- [What the task requires]: Your answer should be a single number: the count of lines that hold the word "name".

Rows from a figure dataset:
%%

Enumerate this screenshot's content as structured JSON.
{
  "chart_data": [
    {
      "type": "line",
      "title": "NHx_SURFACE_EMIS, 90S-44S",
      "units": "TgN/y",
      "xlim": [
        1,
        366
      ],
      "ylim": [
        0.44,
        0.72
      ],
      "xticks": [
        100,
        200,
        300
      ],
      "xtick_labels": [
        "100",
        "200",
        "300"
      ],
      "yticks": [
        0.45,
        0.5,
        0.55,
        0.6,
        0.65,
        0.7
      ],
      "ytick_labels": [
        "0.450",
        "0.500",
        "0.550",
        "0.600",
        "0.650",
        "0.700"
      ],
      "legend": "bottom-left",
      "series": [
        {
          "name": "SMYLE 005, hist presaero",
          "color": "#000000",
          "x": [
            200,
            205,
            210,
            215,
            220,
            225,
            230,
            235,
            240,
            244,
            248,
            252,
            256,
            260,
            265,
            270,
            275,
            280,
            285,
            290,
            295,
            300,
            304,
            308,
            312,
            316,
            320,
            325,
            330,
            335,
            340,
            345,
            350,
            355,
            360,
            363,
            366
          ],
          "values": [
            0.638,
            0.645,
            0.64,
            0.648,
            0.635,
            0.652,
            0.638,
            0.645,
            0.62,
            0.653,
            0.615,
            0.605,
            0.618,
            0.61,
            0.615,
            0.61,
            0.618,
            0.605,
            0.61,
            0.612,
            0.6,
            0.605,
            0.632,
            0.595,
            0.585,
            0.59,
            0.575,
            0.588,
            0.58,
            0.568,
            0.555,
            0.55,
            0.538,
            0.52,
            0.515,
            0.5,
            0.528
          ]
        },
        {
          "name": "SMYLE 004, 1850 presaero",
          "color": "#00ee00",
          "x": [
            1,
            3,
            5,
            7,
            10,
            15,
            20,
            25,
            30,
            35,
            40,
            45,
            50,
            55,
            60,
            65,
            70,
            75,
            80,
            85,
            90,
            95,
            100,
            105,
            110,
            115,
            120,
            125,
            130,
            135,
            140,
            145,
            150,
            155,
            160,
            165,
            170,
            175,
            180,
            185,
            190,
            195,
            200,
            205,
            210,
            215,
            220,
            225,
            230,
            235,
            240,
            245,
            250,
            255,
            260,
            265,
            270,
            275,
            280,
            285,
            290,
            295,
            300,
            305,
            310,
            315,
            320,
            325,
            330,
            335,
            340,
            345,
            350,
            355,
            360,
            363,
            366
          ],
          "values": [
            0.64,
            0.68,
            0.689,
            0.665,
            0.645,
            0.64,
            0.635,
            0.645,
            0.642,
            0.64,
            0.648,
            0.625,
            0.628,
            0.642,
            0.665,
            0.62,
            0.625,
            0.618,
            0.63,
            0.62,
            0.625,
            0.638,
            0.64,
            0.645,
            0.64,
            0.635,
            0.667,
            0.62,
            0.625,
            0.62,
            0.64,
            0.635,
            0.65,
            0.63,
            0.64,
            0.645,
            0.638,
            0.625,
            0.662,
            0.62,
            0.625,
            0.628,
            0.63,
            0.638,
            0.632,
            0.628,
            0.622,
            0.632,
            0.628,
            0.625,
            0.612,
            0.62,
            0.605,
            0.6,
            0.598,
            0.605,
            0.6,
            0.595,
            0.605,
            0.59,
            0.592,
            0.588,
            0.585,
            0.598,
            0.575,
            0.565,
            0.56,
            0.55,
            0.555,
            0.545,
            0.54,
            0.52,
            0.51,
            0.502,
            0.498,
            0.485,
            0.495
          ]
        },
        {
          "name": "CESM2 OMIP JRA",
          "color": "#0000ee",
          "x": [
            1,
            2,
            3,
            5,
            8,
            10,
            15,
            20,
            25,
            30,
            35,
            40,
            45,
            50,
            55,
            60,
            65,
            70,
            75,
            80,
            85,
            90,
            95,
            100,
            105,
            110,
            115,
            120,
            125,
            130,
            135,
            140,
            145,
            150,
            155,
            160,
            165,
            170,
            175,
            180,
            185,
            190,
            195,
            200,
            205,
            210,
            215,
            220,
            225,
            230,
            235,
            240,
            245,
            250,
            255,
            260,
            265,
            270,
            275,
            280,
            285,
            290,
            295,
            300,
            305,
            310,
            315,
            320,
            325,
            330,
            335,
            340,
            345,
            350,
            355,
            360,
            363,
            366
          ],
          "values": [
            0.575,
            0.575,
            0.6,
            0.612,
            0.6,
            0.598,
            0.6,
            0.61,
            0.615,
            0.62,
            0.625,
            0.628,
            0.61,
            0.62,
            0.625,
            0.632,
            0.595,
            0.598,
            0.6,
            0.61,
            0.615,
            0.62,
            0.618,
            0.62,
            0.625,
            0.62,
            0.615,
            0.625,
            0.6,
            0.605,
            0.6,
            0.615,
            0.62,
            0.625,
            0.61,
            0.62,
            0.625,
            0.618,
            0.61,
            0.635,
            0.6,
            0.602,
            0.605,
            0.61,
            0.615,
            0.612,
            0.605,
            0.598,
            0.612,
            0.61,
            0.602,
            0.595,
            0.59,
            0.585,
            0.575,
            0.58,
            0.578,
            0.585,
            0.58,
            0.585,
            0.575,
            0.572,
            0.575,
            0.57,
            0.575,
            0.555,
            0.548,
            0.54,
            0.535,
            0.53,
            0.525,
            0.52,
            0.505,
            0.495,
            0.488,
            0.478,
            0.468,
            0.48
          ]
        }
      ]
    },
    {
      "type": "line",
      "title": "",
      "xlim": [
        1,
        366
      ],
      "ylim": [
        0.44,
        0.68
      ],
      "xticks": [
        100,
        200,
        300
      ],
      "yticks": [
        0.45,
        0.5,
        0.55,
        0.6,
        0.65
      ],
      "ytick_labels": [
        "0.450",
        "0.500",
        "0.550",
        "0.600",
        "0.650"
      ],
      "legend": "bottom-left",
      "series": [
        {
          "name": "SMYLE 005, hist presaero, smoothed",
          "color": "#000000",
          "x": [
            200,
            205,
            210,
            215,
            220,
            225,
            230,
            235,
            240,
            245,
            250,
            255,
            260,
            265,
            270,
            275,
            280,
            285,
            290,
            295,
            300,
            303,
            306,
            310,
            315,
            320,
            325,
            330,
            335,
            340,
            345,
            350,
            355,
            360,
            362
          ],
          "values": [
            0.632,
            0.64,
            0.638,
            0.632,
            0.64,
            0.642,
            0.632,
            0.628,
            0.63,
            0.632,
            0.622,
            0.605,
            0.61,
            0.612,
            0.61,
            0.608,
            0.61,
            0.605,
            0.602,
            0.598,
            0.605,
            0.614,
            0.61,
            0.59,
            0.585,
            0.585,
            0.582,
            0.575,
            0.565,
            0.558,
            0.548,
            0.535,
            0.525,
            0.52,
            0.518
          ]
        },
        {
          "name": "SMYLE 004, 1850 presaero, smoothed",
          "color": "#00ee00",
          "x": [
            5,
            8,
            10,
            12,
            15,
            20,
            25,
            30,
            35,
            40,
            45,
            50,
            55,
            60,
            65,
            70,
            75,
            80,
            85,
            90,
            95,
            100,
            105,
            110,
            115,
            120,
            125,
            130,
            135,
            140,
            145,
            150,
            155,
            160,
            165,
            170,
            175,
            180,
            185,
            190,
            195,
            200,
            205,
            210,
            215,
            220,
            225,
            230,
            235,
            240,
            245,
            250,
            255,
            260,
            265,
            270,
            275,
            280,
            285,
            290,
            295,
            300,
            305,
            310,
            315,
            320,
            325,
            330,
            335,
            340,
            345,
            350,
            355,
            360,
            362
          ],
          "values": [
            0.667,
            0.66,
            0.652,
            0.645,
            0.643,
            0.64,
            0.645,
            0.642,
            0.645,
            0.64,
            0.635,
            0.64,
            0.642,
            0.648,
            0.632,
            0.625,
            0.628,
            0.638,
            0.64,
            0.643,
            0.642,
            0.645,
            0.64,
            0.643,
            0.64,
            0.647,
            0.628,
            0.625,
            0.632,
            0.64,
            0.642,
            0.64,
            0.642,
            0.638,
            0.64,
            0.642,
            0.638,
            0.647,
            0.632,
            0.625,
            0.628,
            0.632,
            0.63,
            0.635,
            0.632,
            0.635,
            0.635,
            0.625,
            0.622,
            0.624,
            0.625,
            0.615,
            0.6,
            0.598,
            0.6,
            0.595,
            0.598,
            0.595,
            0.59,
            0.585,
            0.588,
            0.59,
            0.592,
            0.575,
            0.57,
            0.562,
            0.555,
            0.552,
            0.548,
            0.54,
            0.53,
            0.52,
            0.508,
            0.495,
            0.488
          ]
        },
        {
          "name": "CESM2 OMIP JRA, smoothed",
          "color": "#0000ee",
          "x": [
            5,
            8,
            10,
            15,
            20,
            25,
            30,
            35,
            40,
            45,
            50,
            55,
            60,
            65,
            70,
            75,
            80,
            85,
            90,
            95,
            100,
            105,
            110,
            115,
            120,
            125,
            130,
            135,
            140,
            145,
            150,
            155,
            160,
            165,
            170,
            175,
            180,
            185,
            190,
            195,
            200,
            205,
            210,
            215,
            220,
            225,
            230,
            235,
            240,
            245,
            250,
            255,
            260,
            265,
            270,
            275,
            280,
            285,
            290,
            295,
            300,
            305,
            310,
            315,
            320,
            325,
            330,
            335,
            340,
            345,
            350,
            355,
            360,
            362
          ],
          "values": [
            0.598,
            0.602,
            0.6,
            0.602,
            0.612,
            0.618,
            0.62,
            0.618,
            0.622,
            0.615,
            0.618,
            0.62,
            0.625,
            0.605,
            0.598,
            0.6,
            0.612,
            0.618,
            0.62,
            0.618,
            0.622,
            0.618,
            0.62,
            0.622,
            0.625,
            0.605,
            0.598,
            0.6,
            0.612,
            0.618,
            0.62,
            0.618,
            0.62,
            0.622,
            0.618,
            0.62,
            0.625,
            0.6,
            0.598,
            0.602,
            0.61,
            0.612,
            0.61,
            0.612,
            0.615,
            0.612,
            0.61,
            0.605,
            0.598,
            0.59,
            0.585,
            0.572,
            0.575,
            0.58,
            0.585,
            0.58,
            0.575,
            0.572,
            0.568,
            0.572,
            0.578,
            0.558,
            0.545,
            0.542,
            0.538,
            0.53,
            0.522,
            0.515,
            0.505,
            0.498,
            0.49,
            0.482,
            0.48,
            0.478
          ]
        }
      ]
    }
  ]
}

%%

- [Solution below]: 6